** start Raw records **

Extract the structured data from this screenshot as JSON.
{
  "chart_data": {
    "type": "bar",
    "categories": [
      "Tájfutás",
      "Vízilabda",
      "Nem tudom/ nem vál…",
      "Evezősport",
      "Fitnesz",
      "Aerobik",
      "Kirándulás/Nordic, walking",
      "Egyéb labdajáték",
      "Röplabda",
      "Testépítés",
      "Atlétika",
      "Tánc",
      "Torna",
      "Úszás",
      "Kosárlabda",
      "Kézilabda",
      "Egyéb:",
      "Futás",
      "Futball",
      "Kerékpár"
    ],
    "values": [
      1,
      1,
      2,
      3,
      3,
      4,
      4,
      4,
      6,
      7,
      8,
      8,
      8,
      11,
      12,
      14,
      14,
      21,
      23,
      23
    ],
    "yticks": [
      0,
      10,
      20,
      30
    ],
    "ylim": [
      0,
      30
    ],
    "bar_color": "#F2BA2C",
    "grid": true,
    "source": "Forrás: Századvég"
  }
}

** end Raw records **

=== Exercise requirements ===
Copy each record from above without leaving any out.

=== Written answer ===
Extract the structured data from this screenshot as JSON.
{
  "chart_data": {
    "type": "bar",
    "categories": [
      "Tájfutás",
      "Vízilabda",
      "Nem tudom/ nem vál…",
      "Evezősport",
      "Fitnesz",
      "Aerobik",
      "Kirándulás/Nordic, walking",
      "Egyéb labdajáték",
      "Röplabda",
      "Testépítés",
      "Atlétika",
      "Tánc",
      "Torna",
      "Úszás",
      "Kosárlabda",
      "Kézilabda",
      "Egyéb:",
      "Futás",
      "Futball",
      "Kerékpár"
    ],
    "values": [
      1,
      1,
      2,
      3,
      3,
      4,
      4,
      4,
      6,
      7,
      8,
      8,
      8,
      11,
      12,
      14,
      14,
      21,
      23,
      23
    ],
    "yticks": [
      0,
      10,
      20,
      30
    ],
    "ylim": [
      0,
      30
    ],
    "bar_color": "#F2BA2C",
    "grid": true,
    "source": "Forrás: Századvég"
  }
}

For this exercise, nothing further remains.